### DOCUMENT PASSAGE
---
Because I do plan to have a novel finished by the time I'm 85.

Every mood I'm in, every stage of life, it always feels like I've always been this way and never any other. It's very tiring. And something that I see others ascribe to young children, and yet here I am all 41 and haggy, and I regularly succumb to this way of thinking.

Logically and rationally, I know how much things change.  I remember in some vague fashion that things are always changing.  But the fight for perspective is a difficult one, because I am like David, fighting for that perspective using a ragged, pathetically sievelike memory as my weapon. Honestly, I did not smoke that much dope in my earlier years for my memory to be so truly, monumentally fucked up.

I am feeling a little unsure and adrift (geez, what's new?)  Feeling on the verge of new ways of looking at things, hanging onto the hope of other people to think that I can do that.  And so to remind myself of how I have dealt with feeling these sorts of things in the past, I went looking at my blog to see how I felt in 2007, 2009, randomly flitting from one post to another, seeing that really and truly, nothing much really has changed - I'm still depressed in some variety, still anxious in another, still struggling to get through some of the days.
---
### DATASET ENTRIES
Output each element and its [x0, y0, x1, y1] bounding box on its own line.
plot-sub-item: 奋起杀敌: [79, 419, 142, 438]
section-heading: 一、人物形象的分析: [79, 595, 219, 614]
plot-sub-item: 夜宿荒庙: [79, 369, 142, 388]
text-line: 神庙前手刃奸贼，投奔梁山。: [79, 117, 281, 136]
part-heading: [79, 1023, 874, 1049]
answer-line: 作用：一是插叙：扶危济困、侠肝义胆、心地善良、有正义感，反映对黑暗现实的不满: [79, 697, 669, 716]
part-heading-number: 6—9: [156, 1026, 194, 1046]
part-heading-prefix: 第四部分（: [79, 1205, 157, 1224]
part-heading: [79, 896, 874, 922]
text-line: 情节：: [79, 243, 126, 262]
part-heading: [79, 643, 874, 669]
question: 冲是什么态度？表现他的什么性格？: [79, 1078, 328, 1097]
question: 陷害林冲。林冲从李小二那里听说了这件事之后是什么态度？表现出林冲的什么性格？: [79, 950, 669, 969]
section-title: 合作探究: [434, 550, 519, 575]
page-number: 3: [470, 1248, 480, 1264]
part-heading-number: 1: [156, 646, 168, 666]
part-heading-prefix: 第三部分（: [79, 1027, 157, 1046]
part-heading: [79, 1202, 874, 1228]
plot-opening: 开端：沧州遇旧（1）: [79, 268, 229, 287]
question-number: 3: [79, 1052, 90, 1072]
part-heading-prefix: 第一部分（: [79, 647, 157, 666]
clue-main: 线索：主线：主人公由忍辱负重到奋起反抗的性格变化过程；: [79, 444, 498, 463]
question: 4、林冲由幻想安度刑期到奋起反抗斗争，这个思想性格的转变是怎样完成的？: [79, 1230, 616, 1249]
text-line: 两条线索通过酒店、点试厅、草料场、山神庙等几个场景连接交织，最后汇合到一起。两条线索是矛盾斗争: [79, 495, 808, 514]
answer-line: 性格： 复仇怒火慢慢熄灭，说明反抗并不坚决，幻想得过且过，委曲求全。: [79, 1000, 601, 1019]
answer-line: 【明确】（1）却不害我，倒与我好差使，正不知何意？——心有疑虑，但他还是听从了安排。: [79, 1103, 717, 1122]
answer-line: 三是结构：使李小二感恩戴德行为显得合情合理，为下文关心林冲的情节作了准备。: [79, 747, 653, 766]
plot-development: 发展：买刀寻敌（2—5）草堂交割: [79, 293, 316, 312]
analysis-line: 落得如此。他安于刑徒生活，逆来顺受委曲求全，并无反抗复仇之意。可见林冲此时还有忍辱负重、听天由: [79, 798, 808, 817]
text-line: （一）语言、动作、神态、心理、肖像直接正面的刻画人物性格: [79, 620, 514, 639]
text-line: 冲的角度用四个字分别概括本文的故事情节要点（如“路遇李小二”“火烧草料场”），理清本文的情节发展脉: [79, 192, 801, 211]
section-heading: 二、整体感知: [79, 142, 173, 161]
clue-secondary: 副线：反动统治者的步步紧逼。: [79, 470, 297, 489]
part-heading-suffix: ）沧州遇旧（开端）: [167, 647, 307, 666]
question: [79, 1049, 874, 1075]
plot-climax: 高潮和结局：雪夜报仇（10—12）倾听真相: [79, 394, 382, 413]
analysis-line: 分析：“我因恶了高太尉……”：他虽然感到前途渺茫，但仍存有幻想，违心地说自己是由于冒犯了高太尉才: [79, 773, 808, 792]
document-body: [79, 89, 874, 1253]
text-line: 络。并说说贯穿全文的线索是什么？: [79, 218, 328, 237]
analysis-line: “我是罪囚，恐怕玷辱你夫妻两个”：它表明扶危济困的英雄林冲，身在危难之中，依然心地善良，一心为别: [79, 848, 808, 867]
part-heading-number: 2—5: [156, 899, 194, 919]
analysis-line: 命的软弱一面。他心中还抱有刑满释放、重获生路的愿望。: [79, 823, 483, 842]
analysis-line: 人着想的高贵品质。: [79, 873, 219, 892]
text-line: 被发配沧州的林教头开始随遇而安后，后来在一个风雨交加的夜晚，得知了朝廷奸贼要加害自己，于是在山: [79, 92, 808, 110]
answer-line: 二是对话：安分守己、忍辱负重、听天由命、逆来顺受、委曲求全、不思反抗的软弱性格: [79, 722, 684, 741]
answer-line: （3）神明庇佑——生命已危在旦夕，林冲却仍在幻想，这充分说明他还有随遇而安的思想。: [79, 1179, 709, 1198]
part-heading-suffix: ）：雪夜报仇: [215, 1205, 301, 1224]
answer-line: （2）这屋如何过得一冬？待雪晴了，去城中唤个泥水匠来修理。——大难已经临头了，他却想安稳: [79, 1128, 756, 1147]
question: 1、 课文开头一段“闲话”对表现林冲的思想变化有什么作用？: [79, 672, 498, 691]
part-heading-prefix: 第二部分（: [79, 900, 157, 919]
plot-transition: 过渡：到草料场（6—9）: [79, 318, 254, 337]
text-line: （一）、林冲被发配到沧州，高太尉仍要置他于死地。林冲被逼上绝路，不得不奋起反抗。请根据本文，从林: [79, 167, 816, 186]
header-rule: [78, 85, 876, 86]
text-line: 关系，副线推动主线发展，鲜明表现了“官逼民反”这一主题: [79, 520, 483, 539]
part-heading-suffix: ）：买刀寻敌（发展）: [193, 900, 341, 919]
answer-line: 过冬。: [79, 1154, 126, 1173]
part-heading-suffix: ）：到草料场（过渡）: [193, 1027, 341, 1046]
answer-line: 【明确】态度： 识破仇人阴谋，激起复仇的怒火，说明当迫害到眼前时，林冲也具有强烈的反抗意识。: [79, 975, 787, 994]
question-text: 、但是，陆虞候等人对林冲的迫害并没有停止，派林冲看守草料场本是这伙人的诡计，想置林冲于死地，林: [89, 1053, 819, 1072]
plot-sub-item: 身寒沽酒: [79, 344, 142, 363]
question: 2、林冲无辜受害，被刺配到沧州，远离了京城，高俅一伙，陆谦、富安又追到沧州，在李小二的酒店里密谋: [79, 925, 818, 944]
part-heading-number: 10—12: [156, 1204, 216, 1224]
---
### WORK INSTRUCTIONS
(A) Quote the stretch from "Because I do" through "monumentally fucked up." in the blog passage on memory and changing moods.
(B) Write what follows the final sentence of the blog passage on memory and changing moods.

### EXERCISE RESULTS
(A)
Because I do plan to have a novel finished by the time I'm 85.

Every mood I'm in, every stage of life, it always feels like I've always been this way and never any other. It's very tiring. And something that I see others ascribe to young children, and yet here I am all 41 and haggy, and I regularly succumb to this way of thinking.

Logically and rationally, I know how much things change.  I remember in some vague fashion that things are always changing.  But the fight for perspective is a difficult one, because I am like David, fighting for that perspective using a ragged, pathetically sievelike memory as my weapon. Honestly, I did not smoke that much dope in my earlier years for my memory to be so truly, monumentally fucked up.

(B)
And yet at the same time it feels everything has changed. Every word I have written that is in the past has this feeling of everything being somehow easier than it is now.  Which is not true.  It's just that everything is frozen in time in every second that is not now.

The interesting part about reading the words I had carefully crafted on some day other than today, on days where maybe I was trying to keep my head above the water of whatever swell I felt was sinking me at the time, was that the rereading felt redemptive.  Even apart from bringing you clarity, hope and purpose, the act of writing about your own shit brings along with it its own comfort.  I know I felt that sense of comfort. of reframing, when I hit "publish" on those posts in 2007 or 2009.  Because it's how I feel every time I hit "publish", every time I finish writing something, anything.

The redemption comes twice over, upon rereading your own blog posts.  Discombobula has literally become a self-help blog for me :)

It's all good, as long as you can put aside the discomfort that you must be horribly self-absorbed to go reading your own stuff for help - sort of like how I imagine it would feel after cooking a beautiful meal you're proud of, only to vomit it up whole.  Looking around to see whether anyone else is looking - should you re-eat it?  But hey, you're hungry.  And what better than enjoying it once but enjoying it twice?

:)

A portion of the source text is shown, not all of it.